Collected data
/---
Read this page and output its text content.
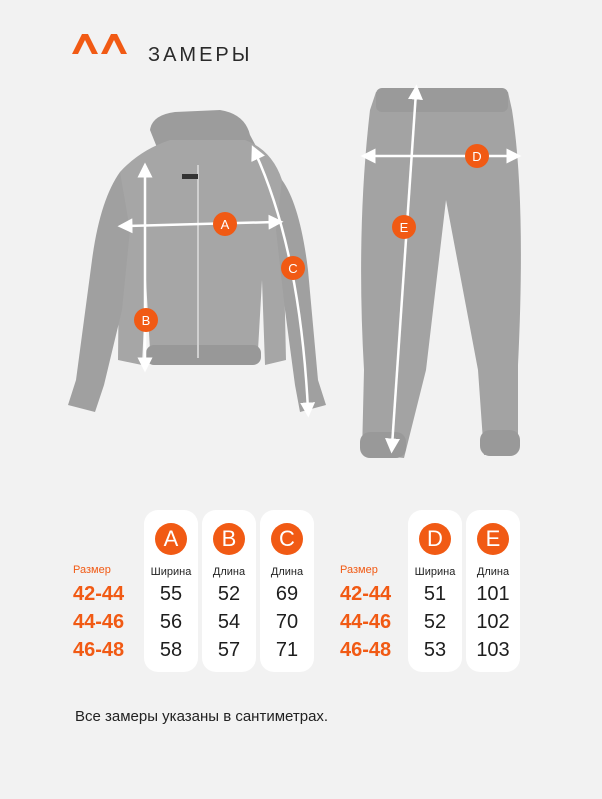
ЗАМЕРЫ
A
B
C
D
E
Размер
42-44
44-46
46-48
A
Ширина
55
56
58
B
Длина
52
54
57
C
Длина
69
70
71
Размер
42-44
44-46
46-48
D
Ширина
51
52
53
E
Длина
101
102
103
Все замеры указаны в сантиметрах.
\---
/---
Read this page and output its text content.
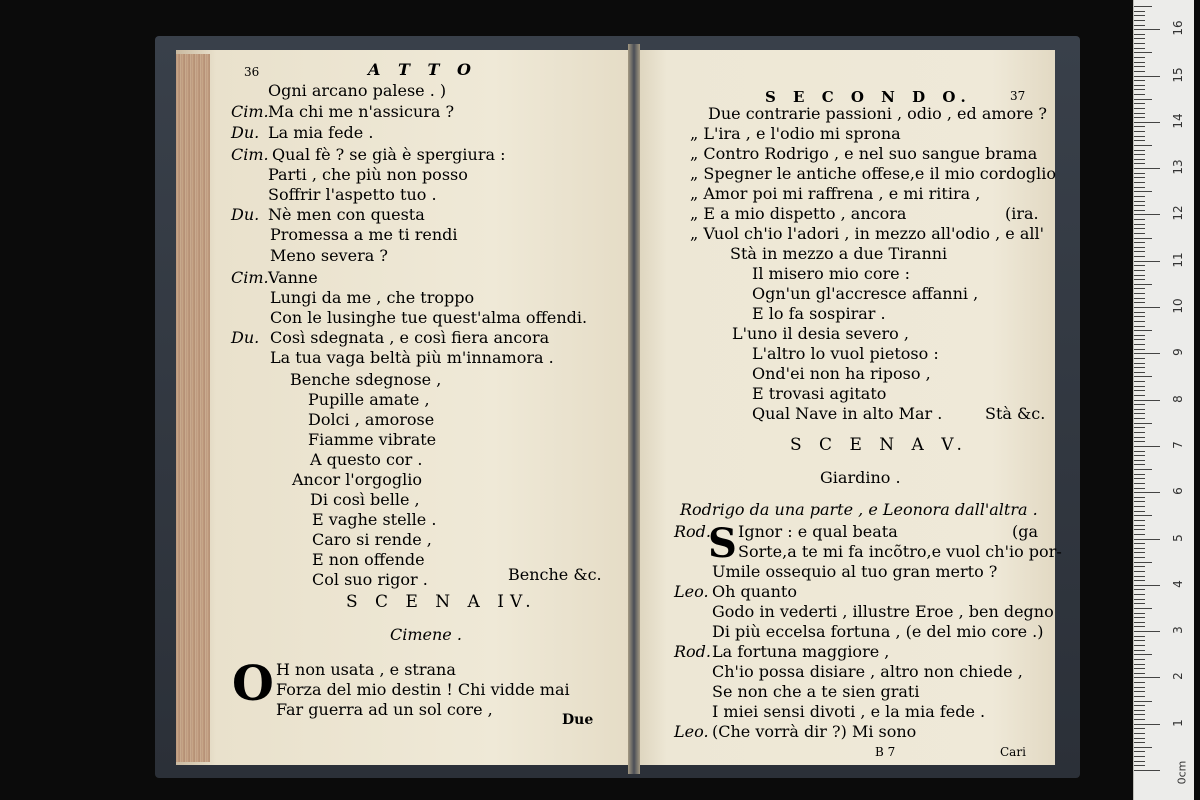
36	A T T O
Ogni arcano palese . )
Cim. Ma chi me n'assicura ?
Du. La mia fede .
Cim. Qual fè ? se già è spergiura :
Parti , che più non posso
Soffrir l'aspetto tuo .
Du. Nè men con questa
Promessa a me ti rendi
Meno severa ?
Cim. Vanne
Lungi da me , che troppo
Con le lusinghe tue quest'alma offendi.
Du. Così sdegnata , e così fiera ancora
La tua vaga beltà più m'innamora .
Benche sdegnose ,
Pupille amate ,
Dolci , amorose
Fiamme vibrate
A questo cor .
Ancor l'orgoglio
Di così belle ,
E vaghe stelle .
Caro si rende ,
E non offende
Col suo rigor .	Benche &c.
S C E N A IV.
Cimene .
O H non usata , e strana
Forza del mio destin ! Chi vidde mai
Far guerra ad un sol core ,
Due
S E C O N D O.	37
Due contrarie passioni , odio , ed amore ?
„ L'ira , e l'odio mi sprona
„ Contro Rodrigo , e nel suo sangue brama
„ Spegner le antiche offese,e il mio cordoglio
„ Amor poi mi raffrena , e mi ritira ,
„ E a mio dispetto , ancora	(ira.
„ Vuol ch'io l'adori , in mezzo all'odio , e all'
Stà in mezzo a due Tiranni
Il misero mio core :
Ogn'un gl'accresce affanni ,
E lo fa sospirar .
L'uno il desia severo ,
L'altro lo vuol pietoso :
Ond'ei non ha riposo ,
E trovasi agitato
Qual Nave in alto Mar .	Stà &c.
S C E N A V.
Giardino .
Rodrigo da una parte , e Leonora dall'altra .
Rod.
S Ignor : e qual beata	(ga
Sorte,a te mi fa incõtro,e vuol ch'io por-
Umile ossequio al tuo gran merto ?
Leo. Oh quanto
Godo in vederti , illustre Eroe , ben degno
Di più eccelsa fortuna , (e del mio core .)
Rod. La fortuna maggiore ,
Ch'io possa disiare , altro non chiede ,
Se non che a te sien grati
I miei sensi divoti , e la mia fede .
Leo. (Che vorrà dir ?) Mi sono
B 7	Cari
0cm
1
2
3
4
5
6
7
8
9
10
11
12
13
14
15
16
\---
WHAT IS EXPECTED => Count each line above in which the string "mezzo" appears, then state only the total.

SOLVED PROBLEM => 2